-- start of STORED DATA --

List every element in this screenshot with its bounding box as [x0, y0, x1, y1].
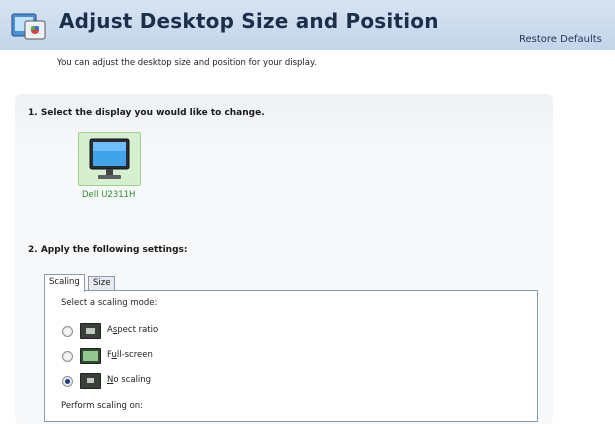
no-scaling-label: No scaling	[107, 375, 152, 385]
section-heading-select-display: 1. Select the display you would like to …	[28, 108, 265, 118]
aspect-ratio-label: Aspect ratio	[107, 325, 159, 335]
page-title: Adjust Desktop Size and Position	[59, 9, 439, 33]
no-scaling-radio[interactable]	[62, 376, 73, 387]
full-screen-icon	[80, 348, 101, 364]
display-tile-dell-u2311h[interactable]	[78, 132, 141, 186]
scaling-mode-label: Select a scaling mode:	[61, 298, 158, 308]
header-bar: Adjust Desktop Size and Position Restore…	[0, 0, 615, 50]
monitor-icon	[89, 138, 130, 179]
section-heading-apply-settings: 2. Apply the following settings:	[28, 245, 188, 255]
restore-defaults-link[interactable]: Restore Defaults	[519, 34, 602, 45]
aspect-ratio-icon	[80, 323, 101, 339]
full-screen-radio[interactable]	[62, 351, 73, 362]
full-screen-label: Full-screen	[107, 350, 153, 360]
no-scaling-icon	[80, 373, 101, 389]
display-label[interactable]: Dell U2311H	[82, 190, 135, 200]
page-description: You can adjust the desktop size and posi…	[57, 58, 317, 68]
aspect-ratio-radio[interactable]	[62, 326, 73, 337]
perform-scaling-on-label: Perform scaling on:	[61, 401, 144, 411]
tab-scaling[interactable]: Scaling	[44, 274, 85, 292]
scaling-tab-panel: Select a scaling mode: Aspect ratio Full…	[44, 290, 538, 422]
display-settings-icon	[11, 11, 49, 41]
tab-size[interactable]: Size	[88, 276, 116, 291]
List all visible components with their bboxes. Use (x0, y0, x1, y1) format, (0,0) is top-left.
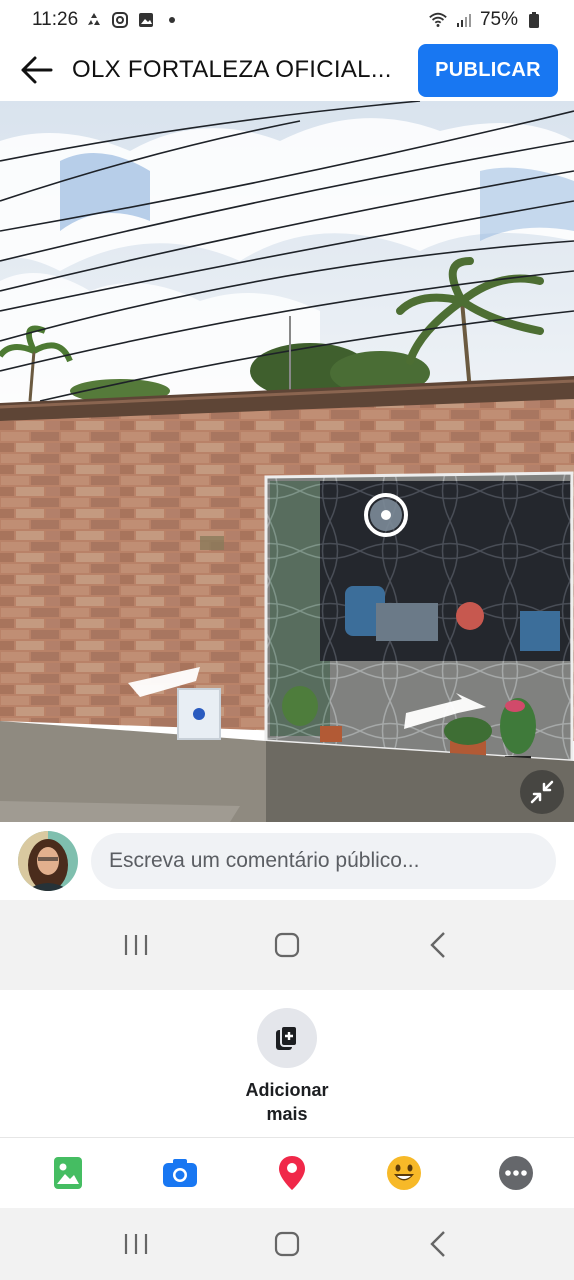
emoji-icon (387, 1156, 421, 1190)
status-bar: 11:26 75% (0, 0, 574, 40)
recycle-icon (84, 10, 104, 30)
home-icon (274, 932, 300, 958)
more-options-button[interactable] (496, 1153, 536, 1193)
attachment-bar (0, 1137, 574, 1208)
camera-button[interactable] (160, 1153, 200, 1193)
clock: 11:26 (32, 9, 79, 30)
back-nav-button-bottom[interactable] (408, 1219, 468, 1269)
wifi-icon (428, 10, 448, 30)
add-media-icon (276, 1025, 298, 1050)
add-more-button[interactable] (257, 1008, 317, 1068)
add-more-label: Adicionar mais (245, 1080, 329, 1124)
post-photo[interactable] (0, 101, 574, 822)
camera-icon (163, 1159, 197, 1187)
recent-apps-icon (124, 935, 147, 955)
location-button[interactable] (272, 1153, 312, 1193)
publish-button[interactable]: PUBLICAR (418, 43, 558, 97)
system-navigation-bar-bottom (0, 1208, 574, 1280)
back-nav-button[interactable] (408, 920, 468, 970)
status-left: 11:26 (32, 9, 182, 31)
battery-percent: 75% (479, 9, 518, 30)
location-pin-icon (279, 1156, 305, 1190)
gallery-icon (136, 10, 156, 30)
photo-button[interactable] (48, 1153, 88, 1193)
photo-icon (54, 1157, 82, 1189)
house-photo (0, 101, 574, 822)
recent-apps-icon (124, 1234, 147, 1254)
comment-input[interactable]: Escreva um comentário público... (91, 833, 556, 889)
back-nav-icon (430, 1231, 446, 1257)
dot-icon (162, 10, 182, 30)
signal-icon (454, 10, 474, 30)
collapse-arrows-icon (530, 780, 554, 804)
home-button-bottom[interactable] (257, 1219, 317, 1269)
recent-apps-button-bottom[interactable] (106, 1219, 166, 1269)
home-button[interactable] (257, 920, 317, 970)
arrow-left-icon (21, 56, 53, 84)
recent-apps-button[interactable] (106, 920, 166, 970)
back-nav-icon (430, 932, 446, 958)
back-button[interactable] (18, 52, 54, 88)
avatar[interactable] (18, 831, 78, 891)
battery-icon (524, 10, 544, 30)
more-icon (499, 1156, 533, 1190)
add-more-section: Adicionar mais (0, 990, 574, 1137)
comment-row: Escreva um comentário público... (0, 822, 574, 900)
page-title: OLX FORTALEZA OFICIAL... (72, 56, 392, 83)
feeling-button[interactable] (384, 1153, 424, 1193)
header: OLX FORTALEZA OFICIAL... PUBLICAR (0, 40, 574, 100)
collapse-button[interactable] (520, 770, 564, 814)
instagram-icon (110, 10, 130, 30)
status-right: 75% (428, 9, 544, 31)
system-navigation-bar (0, 900, 574, 990)
home-icon (274, 1231, 300, 1257)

-- end of STORED DATA --

- WORK TO DO
Present the lines of the data above, from the one containing "375, 152, 385]" through the one containing "351, 73, 362]", inclusive, as a numbered list.

- ANSWER TO THIS PROBLEM
1. no-scaling-label: No scaling	[107, 375, 152, 385]
2. section-heading-select-display: 1. Select the display you would like to …	[28, 108, 265, 118]
3. aspect-ratio-label: Aspect ratio	[107, 325, 159, 335]
4. page-title: Adjust Desktop Size and Position	[59, 9, 439, 33]
5. no-scaling-radio[interactable]	[62, 376, 73, 387]
6. full-screen-icon	[80, 348, 101, 364]
7. display-tile-dell-u2311h[interactable]	[78, 132, 141, 186]
8. scaling-mode-label: Select a scaling mode:	[61, 298, 158, 308]
9. header-bar: Adjust Desktop Size and Position Restore…	[0, 0, 615, 50]
10. monitor-icon	[89, 138, 130, 179]
11. section-heading-apply-settings: 2. Apply the following settings:	[28, 245, 188, 255]
12. restore-defaults-link[interactable]: Restore Defaults	[519, 34, 602, 45]
13. aspect-ratio-icon	[80, 323, 101, 339]
14. full-screen-radio[interactable]	[62, 351, 73, 362]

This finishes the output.